## What the task requires
Starting at the line with "What data populates" and stopping at the final line, retype the data below exactly; do not carry over any pictures.

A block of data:
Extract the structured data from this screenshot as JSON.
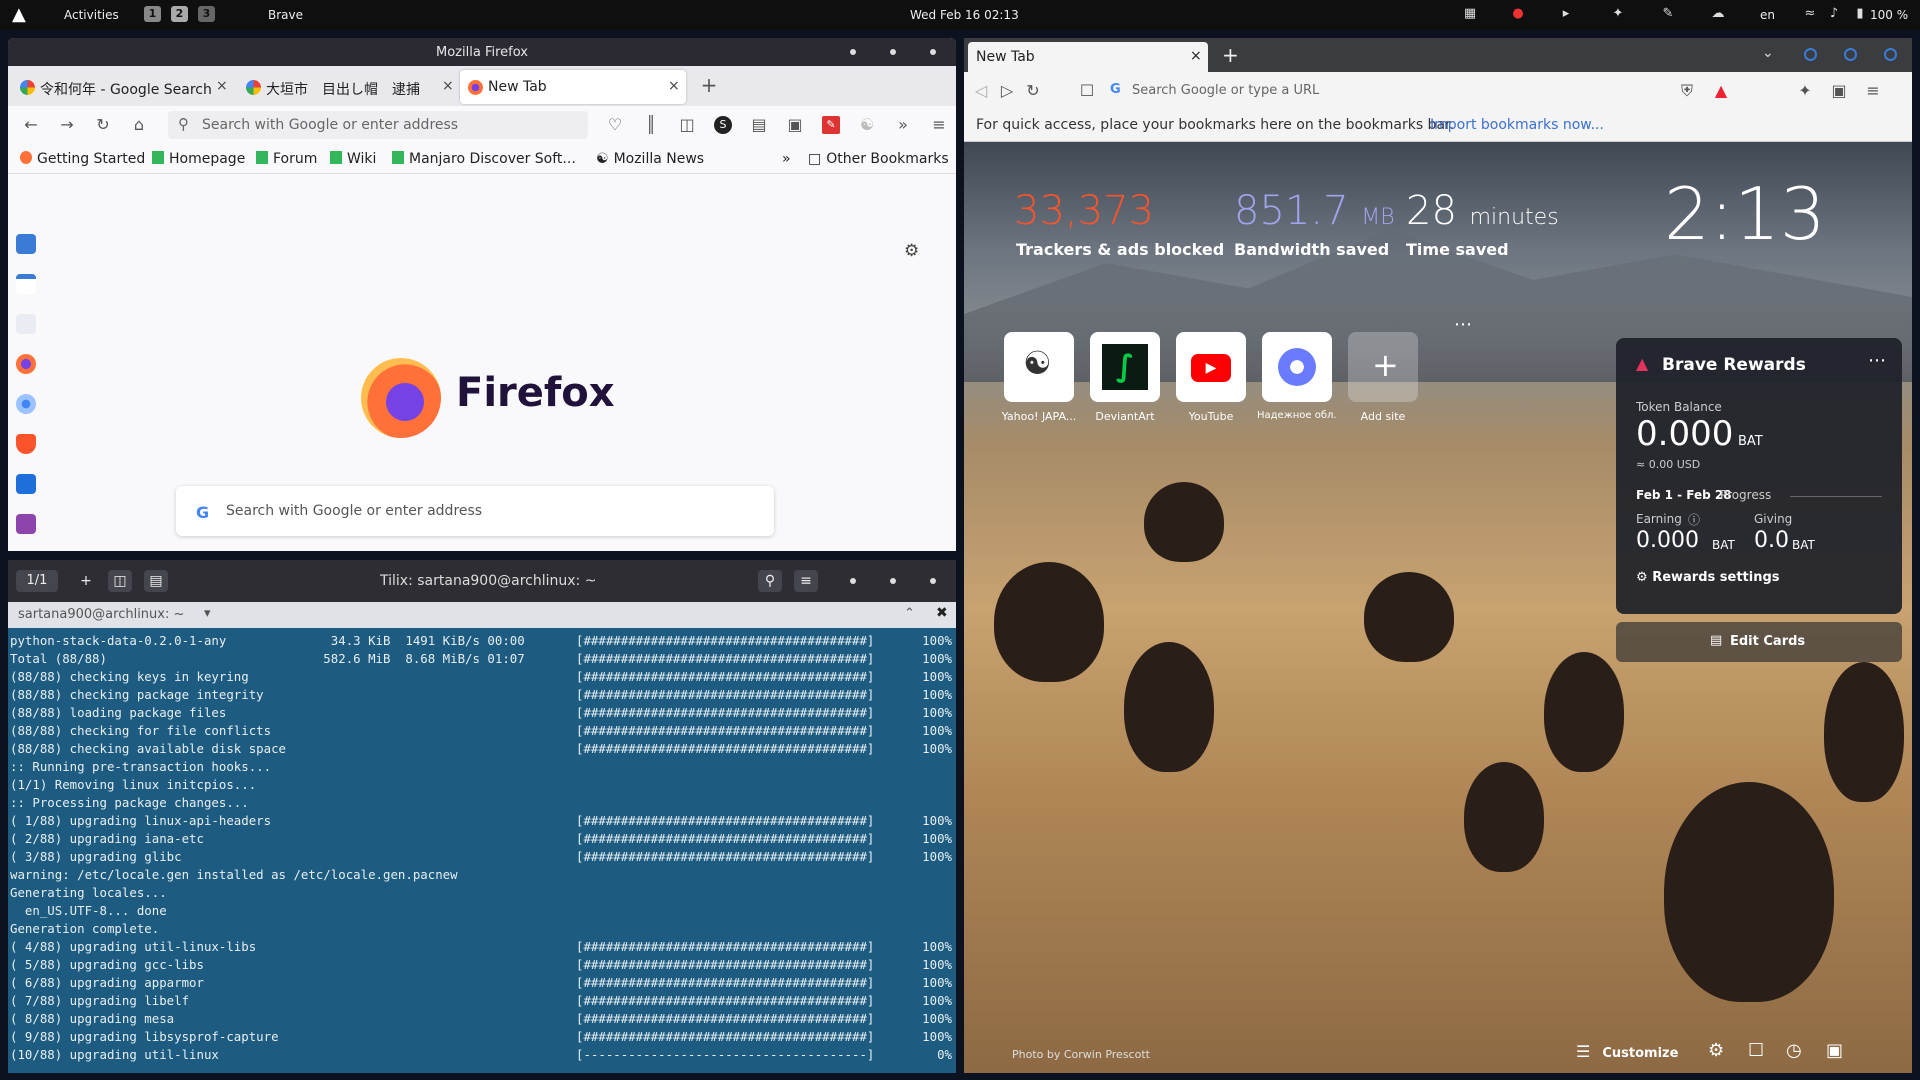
{
  "topbar": {
    "activities": "Activities",
    "workspaces": [
      "1",
      "2",
      "3"
    ],
    "app_name": "Brave",
    "clock": "Wed Feb 16  02:13",
    "lang": "en",
    "battery": "100 %"
  },
  "firefox": {
    "window_title": "Mozilla Firefox",
    "tabs": [
      {
        "label": "令和何年 - Google Search"
      },
      {
        "label": "大垣市　目出し帽　逮捕"
      },
      {
        "label": "New Tab"
      }
    ],
    "url_placeholder": "Search with Google or enter address",
    "bookmarks": [
      "Getting Started",
      "Homepage",
      "Forum",
      "Wiki",
      "Manjaro Discover Soft...",
      "Mozilla News"
    ],
    "other_bookmarks": "Other Bookmarks",
    "brand": "Firefox",
    "search_placeholder": "Search with Google or enter address"
  },
  "terminal": {
    "title": "Tilix: sartana900@archlinux: ~",
    "tab_counter": "1/1",
    "session": "sartana900@archlinux: ~",
    "lines": [
      {
        "text": "python-stack-data-0.2.0-1-any              34.3 KiB  1491 KiB/s 00:00",
        "bar": "[######################################]",
        "pct": "100%"
      },
      {
        "text": "Total (88/88)                             582.6 MiB  8.68 MiB/s 01:07",
        "bar": "[######################################]",
        "pct": "100%"
      },
      {
        "text": "(88/88) checking keys in keyring",
        "bar": "[######################################]",
        "pct": "100%"
      },
      {
        "text": "(88/88) checking package integrity",
        "bar": "[######################################]",
        "pct": "100%"
      },
      {
        "text": "(88/88) loading package files",
        "bar": "[######################################]",
        "pct": "100%"
      },
      {
        "text": "(88/88) checking for file conflicts",
        "bar": "[######################################]",
        "pct": "100%"
      },
      {
        "text": "(88/88) checking available disk space",
        "bar": "[######################################]",
        "pct": "100%"
      },
      {
        "text": ":: Running pre-transaction hooks...",
        "bar": "",
        "pct": ""
      },
      {
        "text": "(1/1) Removing linux initcpios...",
        "bar": "",
        "pct": ""
      },
      {
        "text": ":: Processing package changes...",
        "bar": "",
        "pct": ""
      },
      {
        "text": "( 1/88) upgrading linux-api-headers",
        "bar": "[######################################]",
        "pct": "100%"
      },
      {
        "text": "( 2/88) upgrading iana-etc",
        "bar": "[######################################]",
        "pct": "100%"
      },
      {
        "text": "( 3/88) upgrading glibc",
        "bar": "[######################################]",
        "pct": "100%"
      },
      {
        "text": "warning: /etc/locale.gen installed as /etc/locale.gen.pacnew",
        "bar": "",
        "pct": ""
      },
      {
        "text": "Generating locales...",
        "bar": "",
        "pct": ""
      },
      {
        "text": "  en_US.UTF-8... done",
        "bar": "",
        "pct": ""
      },
      {
        "text": "Generation complete.",
        "bar": "",
        "pct": ""
      },
      {
        "text": "( 4/88) upgrading util-linux-libs",
        "bar": "[######################################]",
        "pct": "100%"
      },
      {
        "text": "( 5/88) upgrading gcc-libs",
        "bar": "[######################################]",
        "pct": "100%"
      },
      {
        "text": "( 6/88) upgrading apparmor",
        "bar": "[######################################]",
        "pct": "100%"
      },
      {
        "text": "( 7/88) upgrading libelf",
        "bar": "[######################################]",
        "pct": "100%"
      },
      {
        "text": "( 8/88) upgrading mesa",
        "bar": "[######################################]",
        "pct": "100%"
      },
      {
        "text": "( 9/88) upgrading libsysprof-capture",
        "bar": "[######################################]",
        "pct": "100%"
      },
      {
        "text": "(10/88) upgrading util-linux",
        "bar": "[--------------------------------------]",
        "pct": "0%"
      }
    ]
  },
  "brave": {
    "tab_label": "New Tab",
    "url_placeholder": "Search Google or type a URL",
    "bookmarks_hint": "For quick access, place your bookmarks here on the bookmarks bar.",
    "import_link": "Import bookmarks now...",
    "stats": [
      {
        "value": "33,373",
        "unit": "",
        "label": "Trackers & ads blocked",
        "color": "#fb542b"
      },
      {
        "value": "851.7",
        "unit": "MB",
        "label": "Bandwidth saved",
        "color": "#a0a5eb"
      },
      {
        "value": "28",
        "unit": "minutes",
        "label": "Time saved",
        "color": "#ffffff"
      }
    ],
    "clock": "2:13",
    "top_sites": [
      {
        "label": "Yahoo! JAPA...",
        "icon": "globe-icon"
      },
      {
        "label": "DeviantArt",
        "icon": "deviantart-icon"
      },
      {
        "label": "YouTube",
        "icon": "youtube-icon"
      },
      {
        "label": "Надежное обл...",
        "icon": "cloud-icon"
      },
      {
        "label": "Add site",
        "icon": "plus-icon"
      }
    ],
    "rewards": {
      "title": "Brave Rewards",
      "token_balance_label": "Token Balance",
      "token_balance": "0.000",
      "bat": "BAT",
      "usd": "≈ 0.00 USD",
      "period": "Feb 1 - Feb 28",
      "progress": "Progress",
      "earning_label": "Earning",
      "earning": "0.000",
      "giving_label": "Giving",
      "giving": "0.0",
      "settings": "Rewards settings",
      "edit_cards": "Edit Cards"
    },
    "photo_by": "Photo by",
    "photographer": "Corwin Prescott",
    "customize": "Customize"
  }
}
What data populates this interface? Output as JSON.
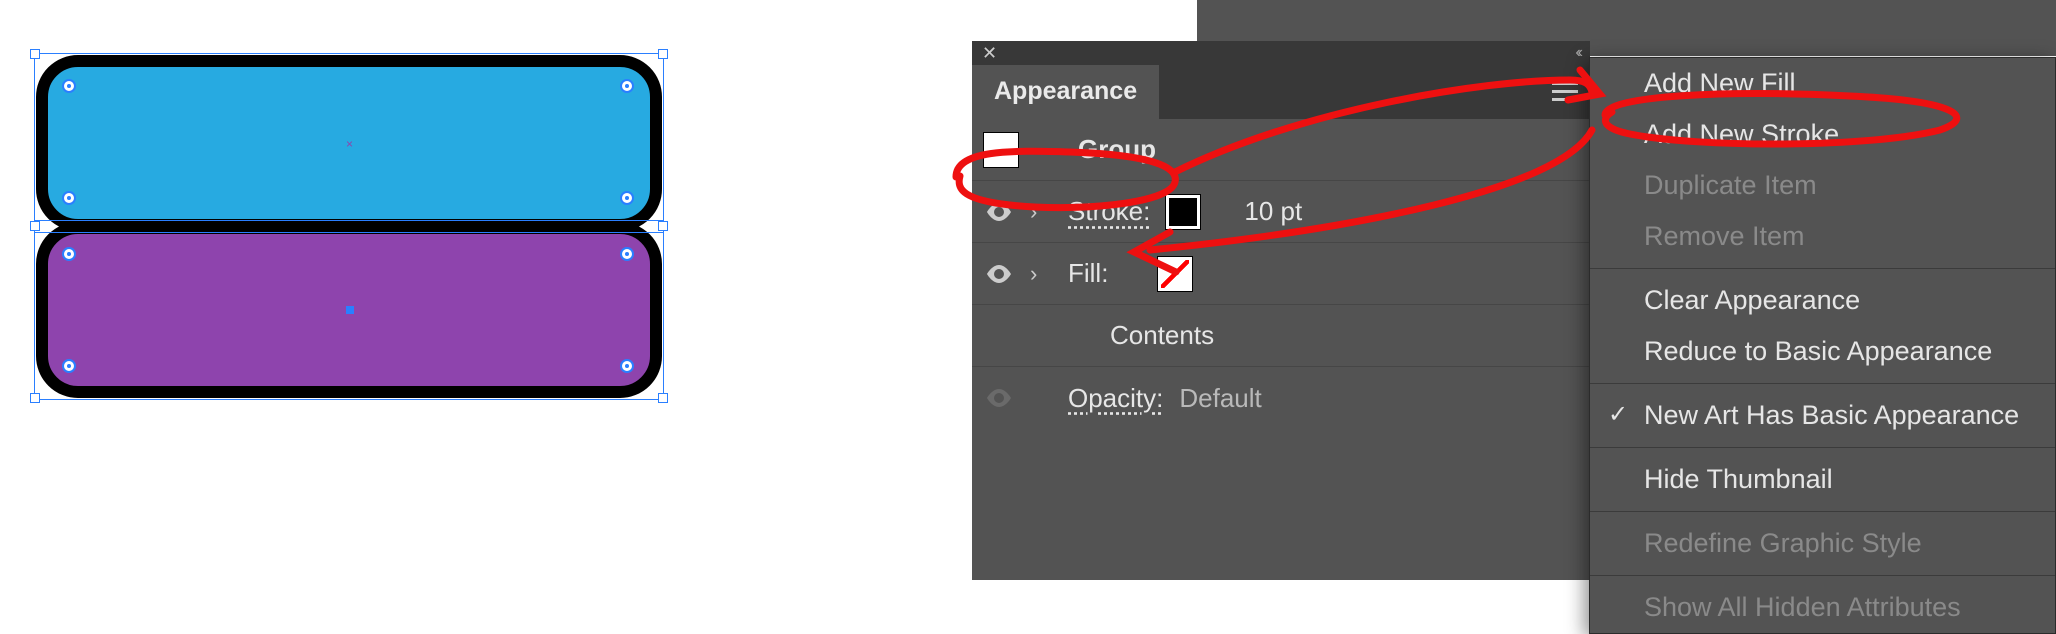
{
  "panel": {
    "title": "Appearance",
    "group_label": "Group",
    "rows": {
      "stroke_label": "Stroke:",
      "stroke_value": "10 pt",
      "fill_label": "Fill:",
      "contents_label": "Contents",
      "opacity_label": "Opacity:",
      "opacity_value": "Default"
    }
  },
  "menu": {
    "add_new_fill": "Add New Fill",
    "add_new_stroke": "Add New Stroke",
    "duplicate_item": "Duplicate Item",
    "remove_item": "Remove Item",
    "clear_appearance": "Clear Appearance",
    "reduce": "Reduce to Basic Appearance",
    "new_art": "New Art Has Basic Appearance",
    "hide_thumb": "Hide Thumbnail",
    "redefine": "Redefine Graphic Style",
    "show_hidden": "Show All Hidden Attributes"
  },
  "artwork": {
    "top_fill": "#27aae1",
    "bottom_fill": "#8e44ad",
    "stroke": "#000000",
    "stroke_weight": "10 pt"
  }
}
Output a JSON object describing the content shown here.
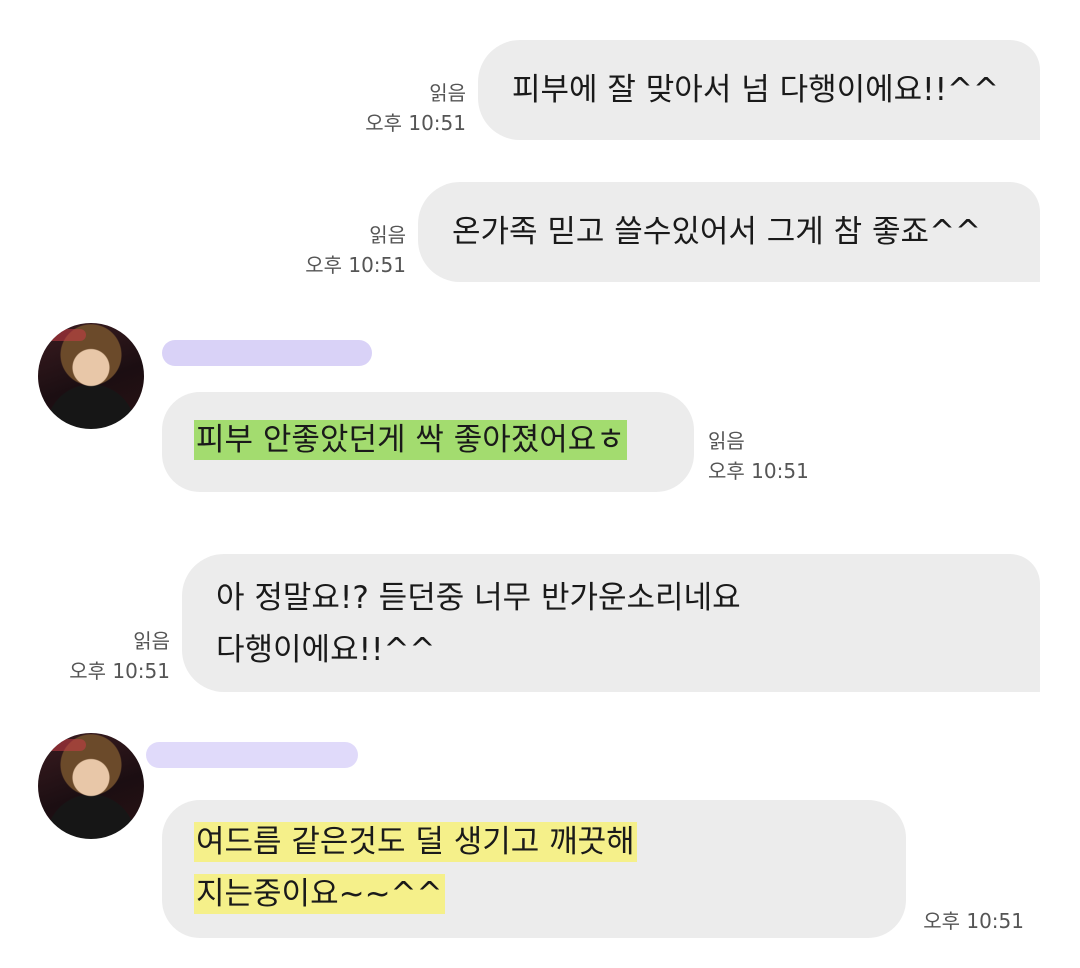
{
  "messages": [
    {
      "direction": "out",
      "text": "피부에 잘 맞아서 넘 다행이에요!!^^",
      "read": "읽음",
      "time": "오후 10:51"
    },
    {
      "direction": "out",
      "text": "온가족 믿고 쓸수있어서 그게 참 좋죠^^",
      "read": "읽음",
      "time": "오후 10:51"
    },
    {
      "direction": "in",
      "sender": "",
      "text": "피부 안좋았던게 싹 좋아졌어요ㅎ",
      "highlight_color": "#a3dc6f",
      "read": "읽음",
      "time": "오후 10:51"
    },
    {
      "direction": "out",
      "lines": [
        "아 정말요!? 듣던중 너무 반가운소리네요",
        "다행이에요!!^^"
      ],
      "read": "읽음",
      "time": "오후 10:51"
    },
    {
      "direction": "in",
      "sender": "",
      "lines": [
        "여드름 같은것도 덜 생기고 깨끗해",
        "지는중이요~~^^"
      ],
      "highlight_color": "#f5f08a",
      "time": "오후 10:51"
    }
  ],
  "colors": {
    "bubble": "#ececec",
    "name_redaction": "#d5cdf6",
    "meta_text": "#555555"
  }
}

## Task response
What data populates this interface? Output as JSON.
{
  "panel": {
    "title": "Appearance",
    "group_label": "Group",
    "rows": {
      "stroke_label": "Stroke:",
      "stroke_value": "10 pt",
      "fill_label": "Fill:",
      "contents_label": "Contents",
      "opacity_label": "Opacity:",
      "opacity_value": "Default"
    }
  },
  "menu": {
    "add_new_fill": "Add New Fill",
    "add_new_stroke": "Add New Stroke",
    "duplicate_item": "Duplicate Item",
    "remove_item": "Remove Item",
    "clear_appearance": "Clear Appearance",
    "reduce": "Reduce to Basic Appearance",
    "new_art": "New Art Has Basic Appearance",
    "hide_thumb": "Hide Thumbnail",
    "redefine": "Redefine Graphic Style",
    "show_hidden": "Show All Hidden Attributes"
  },
  "artwork": {
    "top_fill": "#27aae1",
    "bottom_fill": "#8e44ad",
    "stroke": "#000000",
    "stroke_weight": "10 pt"
  }
}
Output a JSON object describing the content shown here.
{
  "messages": [
    {
      "direction": "out",
      "text": "피부에 잘 맞아서 넘 다행이에요!!^^",
      "read": "읽음",
      "time": "오후 10:51"
    },
    {
      "direction": "out",
      "text": "온가족 믿고 쓸수있어서 그게 참 좋죠^^",
      "read": "읽음",
      "time": "오후 10:51"
    },
    {
      "direction": "in",
      "sender": "",
      "text": "피부 안좋았던게 싹 좋아졌어요ㅎ",
      "highlight_color": "#a3dc6f",
      "read": "읽음",
      "time": "오후 10:51"
    },
    {
      "direction": "out",
      "lines": [
        "아 정말요!? 듣던중 너무 반가운소리네요",
        "다행이에요!!^^"
      ],
      "read": "읽음",
      "time": "오후 10:51"
    },
    {
      "direction": "in",
      "sender": "",
      "lines": [
        "여드름 같은것도 덜 생기고 깨끗해",
        "지는중이요~~^^"
      ],
      "highlight_color": "#f5f08a",
      "time": "오후 10:51"
    }
  ],
  "colors": {
    "bubble": "#ececec",
    "name_redaction": "#d5cdf6",
    "meta_text": "#555555"
  }
}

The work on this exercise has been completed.